# DIRECTIONS:
Exactly as they appear, output all of the entries.

# RAW RECORDS:
----------------------------------------

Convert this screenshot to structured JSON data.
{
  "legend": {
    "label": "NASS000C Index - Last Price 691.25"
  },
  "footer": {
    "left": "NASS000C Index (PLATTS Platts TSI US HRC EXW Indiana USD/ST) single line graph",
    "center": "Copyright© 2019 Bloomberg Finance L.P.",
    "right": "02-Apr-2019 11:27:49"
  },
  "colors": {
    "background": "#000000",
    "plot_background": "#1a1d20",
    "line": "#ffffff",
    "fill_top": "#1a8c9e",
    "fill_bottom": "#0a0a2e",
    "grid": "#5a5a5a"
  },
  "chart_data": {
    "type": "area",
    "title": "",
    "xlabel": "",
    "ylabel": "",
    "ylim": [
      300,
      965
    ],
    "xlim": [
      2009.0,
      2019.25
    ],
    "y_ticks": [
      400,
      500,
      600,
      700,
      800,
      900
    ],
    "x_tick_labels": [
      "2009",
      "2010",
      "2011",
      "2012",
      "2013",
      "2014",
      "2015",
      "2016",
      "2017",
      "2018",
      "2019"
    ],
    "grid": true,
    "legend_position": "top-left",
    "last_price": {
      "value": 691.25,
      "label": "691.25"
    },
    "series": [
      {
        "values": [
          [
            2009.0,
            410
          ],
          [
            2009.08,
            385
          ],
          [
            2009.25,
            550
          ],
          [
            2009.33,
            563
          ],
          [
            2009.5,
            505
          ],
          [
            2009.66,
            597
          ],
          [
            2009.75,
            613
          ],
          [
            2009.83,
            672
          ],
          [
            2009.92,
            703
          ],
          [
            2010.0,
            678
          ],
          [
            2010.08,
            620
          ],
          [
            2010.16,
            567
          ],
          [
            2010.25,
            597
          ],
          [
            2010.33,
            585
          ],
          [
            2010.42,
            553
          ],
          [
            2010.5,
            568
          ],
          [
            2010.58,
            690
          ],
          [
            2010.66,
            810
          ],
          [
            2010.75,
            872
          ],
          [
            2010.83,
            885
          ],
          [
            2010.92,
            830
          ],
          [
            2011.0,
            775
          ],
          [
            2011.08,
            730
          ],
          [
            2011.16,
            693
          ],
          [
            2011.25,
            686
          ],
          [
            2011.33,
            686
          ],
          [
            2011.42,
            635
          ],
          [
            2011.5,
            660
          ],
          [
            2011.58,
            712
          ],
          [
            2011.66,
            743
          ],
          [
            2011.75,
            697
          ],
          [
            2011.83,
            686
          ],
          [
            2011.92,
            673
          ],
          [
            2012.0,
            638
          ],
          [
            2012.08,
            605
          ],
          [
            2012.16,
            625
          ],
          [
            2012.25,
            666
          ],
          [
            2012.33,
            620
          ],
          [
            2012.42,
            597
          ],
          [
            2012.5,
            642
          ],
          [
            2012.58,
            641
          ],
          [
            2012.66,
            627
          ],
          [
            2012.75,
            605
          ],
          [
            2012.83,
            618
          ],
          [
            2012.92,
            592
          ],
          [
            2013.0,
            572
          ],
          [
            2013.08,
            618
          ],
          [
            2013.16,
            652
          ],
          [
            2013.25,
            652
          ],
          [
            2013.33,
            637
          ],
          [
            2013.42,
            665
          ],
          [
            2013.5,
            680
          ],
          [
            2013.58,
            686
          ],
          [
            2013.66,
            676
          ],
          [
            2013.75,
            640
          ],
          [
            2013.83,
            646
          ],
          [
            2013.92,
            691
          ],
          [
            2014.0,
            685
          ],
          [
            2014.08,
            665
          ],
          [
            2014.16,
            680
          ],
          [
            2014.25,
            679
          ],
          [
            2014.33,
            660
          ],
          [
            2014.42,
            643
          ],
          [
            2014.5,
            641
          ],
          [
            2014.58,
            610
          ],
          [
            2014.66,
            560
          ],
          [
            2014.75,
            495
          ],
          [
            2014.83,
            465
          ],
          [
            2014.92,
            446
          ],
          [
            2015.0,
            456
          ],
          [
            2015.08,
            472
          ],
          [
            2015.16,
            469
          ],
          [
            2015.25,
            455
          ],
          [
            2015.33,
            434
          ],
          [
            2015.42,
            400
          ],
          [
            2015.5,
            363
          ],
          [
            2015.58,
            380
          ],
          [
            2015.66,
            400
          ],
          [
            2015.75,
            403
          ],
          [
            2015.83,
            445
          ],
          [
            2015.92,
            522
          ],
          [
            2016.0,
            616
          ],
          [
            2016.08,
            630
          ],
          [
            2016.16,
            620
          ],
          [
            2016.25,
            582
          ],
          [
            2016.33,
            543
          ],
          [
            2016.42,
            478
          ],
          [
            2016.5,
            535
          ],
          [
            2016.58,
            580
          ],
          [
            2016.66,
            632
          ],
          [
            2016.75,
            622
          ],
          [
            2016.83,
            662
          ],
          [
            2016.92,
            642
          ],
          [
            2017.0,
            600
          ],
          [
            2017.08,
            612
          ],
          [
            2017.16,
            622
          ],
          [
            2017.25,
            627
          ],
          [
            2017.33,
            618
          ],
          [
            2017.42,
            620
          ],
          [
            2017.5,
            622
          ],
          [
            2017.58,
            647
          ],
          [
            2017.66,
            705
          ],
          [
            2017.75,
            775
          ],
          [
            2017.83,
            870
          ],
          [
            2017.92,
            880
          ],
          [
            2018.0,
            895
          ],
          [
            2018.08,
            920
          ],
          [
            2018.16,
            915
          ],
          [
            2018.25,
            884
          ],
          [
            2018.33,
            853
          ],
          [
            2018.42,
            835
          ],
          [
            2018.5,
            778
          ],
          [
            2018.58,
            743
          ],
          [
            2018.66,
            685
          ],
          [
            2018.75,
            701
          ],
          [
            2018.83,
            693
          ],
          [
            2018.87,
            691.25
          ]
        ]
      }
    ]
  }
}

----------------------------------------

# REPLY:
Convert this screenshot to structured JSON data.
{
  "legend": {
    "label": "NASS000C Index - Last Price 691.25"
  },
  "footer": {
    "left": "NASS000C Index (PLATTS Platts TSI US HRC EXW Indiana USD/ST) single line graph",
    "center": "Copyright© 2019 Bloomberg Finance L.P.",
    "right": "02-Apr-2019 11:27:49"
  },
  "colors": {
    "background": "#000000",
    "plot_background": "#1a1d20",
    "line": "#ffffff",
    "fill_top": "#1a8c9e",
    "fill_bottom": "#0a0a2e",
    "grid": "#5a5a5a"
  },
  "chart_data": {
    "type": "area",
    "title": "",
    "xlabel": "",
    "ylabel": "",
    "ylim": [
      300,
      965
    ],
    "xlim": [
      2009.0,
      2019.25
    ],
    "y_ticks": [
      400,
      500,
      600,
      700,
      800,
      900
    ],
    "x_tick_labels": [
      "2009",
      "2010",
      "2011",
      "2012",
      "2013",
      "2014",
      "2015",
      "2016",
      "2017",
      "2018",
      "2019"
    ],
    "grid": true,
    "legend_position": "top-left",
    "last_price": {
      "value": 691.25,
      "label": "691.25"
    },
    "series": [
      {
        "values": [
          [
            2009.0,
            410
          ],
          [
            2009.08,
            385
          ],
          [
            2009.25,
            550
          ],
          [
            2009.33,
            563
          ],
          [
            2009.5,
            505
          ],
          [
            2009.66,
            597
          ],
          [
            2009.75,
            613
          ],
          [
            2009.83,
            672
          ],
          [
            2009.92,
            703
          ],
          [
            2010.0,
            678
          ],
          [
            2010.08,
            620
          ],
          [
            2010.16,
            567
          ],
          [
            2010.25,
            597
          ],
          [
            2010.33,
            585
          ],
          [
            2010.42,
            553
          ],
          [
            2010.5,
            568
          ],
          [
            2010.58,
            690
          ],
          [
            2010.66,
            810
          ],
          [
            2010.75,
            872
          ],
          [
            2010.83,
            885
          ],
          [
            2010.92,
            830
          ],
          [
            2011.0,
            775
          ],
          [
            2011.08,
            730
          ],
          [
            2011.16,
            693
          ],
          [
            2011.25,
            686
          ],
          [
            2011.33,
            686
          ],
          [
            2011.42,
            635
          ],
          [
            2011.5,
            660
          ],
          [
            2011.58,
            712
          ],
          [
            2011.66,
            743
          ],
          [
            2011.75,
            697
          ],
          [
            2011.83,
            686
          ],
          [
            2011.92,
            673
          ],
          [
            2012.0,
            638
          ],
          [
            2012.08,
            605
          ],
          [
            2012.16,
            625
          ],
          [
            2012.25,
            666
          ],
          [
            2012.33,
            620
          ],
          [
            2012.42,
            597
          ],
          [
            2012.5,
            642
          ],
          [
            2012.58,
            641
          ],
          [
            2012.66,
            627
          ],
          [
            2012.75,
            605
          ],
          [
            2012.83,
            618
          ],
          [
            2012.92,
            592
          ],
          [
            2013.0,
            572
          ],
          [
            2013.08,
            618
          ],
          [
            2013.16,
            652
          ],
          [
            2013.25,
            652
          ],
          [
            2013.33,
            637
          ],
          [
            2013.42,
            665
          ],
          [
            2013.5,
            680
          ],
          [
            2013.58,
            686
          ],
          [
            2013.66,
            676
          ],
          [
            2013.75,
            640
          ],
          [
            2013.83,
            646
          ],
          [
            2013.92,
            691
          ],
          [
            2014.0,
            685
          ],
          [
            2014.08,
            665
          ],
          [
            2014.16,
            680
          ],
          [
            2014.25,
            679
          ],
          [
            2014.33,
            660
          ],
          [
            2014.42,
            643
          ],
          [
            2014.5,
            641
          ],
          [
            2014.58,
            610
          ],
          [
            2014.66,
            560
          ],
          [
            2014.75,
            495
          ],
          [
            2014.83,
            465
          ],
          [
            2014.92,
            446
          ],
          [
            2015.0,
            456
          ],
          [
            2015.08,
            472
          ],
          [
            2015.16,
            469
          ],
          [
            2015.25,
            455
          ],
          [
            2015.33,
            434
          ],
          [
            2015.42,
            400
          ],
          [
            2015.5,
            363
          ],
          [
            2015.58,
            380
          ],
          [
            2015.66,
            400
          ],
          [
            2015.75,
            403
          ],
          [
            2015.83,
            445
          ],
          [
            2015.92,
            522
          ],
          [
            2016.0,
            616
          ],
          [
            2016.08,
            630
          ],
          [
            2016.16,
            620
          ],
          [
            2016.25,
            582
          ],
          [
            2016.33,
            543
          ],
          [
            2016.42,
            478
          ],
          [
            2016.5,
            535
          ],
          [
            2016.58,
            580
          ],
          [
            2016.66,
            632
          ],
          [
            2016.75,
            622
          ],
          [
            2016.83,
            662
          ],
          [
            2016.92,
            642
          ],
          [
            2017.0,
            600
          ],
          [
            2017.08,
            612
          ],
          [
            2017.16,
            622
          ],
          [
            2017.25,
            627
          ],
          [
            2017.33,
            618
          ],
          [
            2017.42,
            620
          ],
          [
            2017.5,
            622
          ],
          [
            2017.58,
            647
          ],
          [
            2017.66,
            705
          ],
          [
            2017.75,
            775
          ],
          [
            2017.83,
            870
          ],
          [
            2017.92,
            880
          ],
          [
            2018.0,
            895
          ],
          [
            2018.08,
            920
          ],
          [
            2018.16,
            915
          ],
          [
            2018.25,
            884
          ],
          [
            2018.33,
            853
          ],
          [
            2018.42,
            835
          ],
          [
            2018.5,
            778
          ],
          [
            2018.58,
            743
          ],
          [
            2018.66,
            685
          ],
          [
            2018.75,
            701
          ],
          [
            2018.83,
            693
          ],
          [
            2018.87,
            691.25
          ]
        ]
      }
    ]
  }
}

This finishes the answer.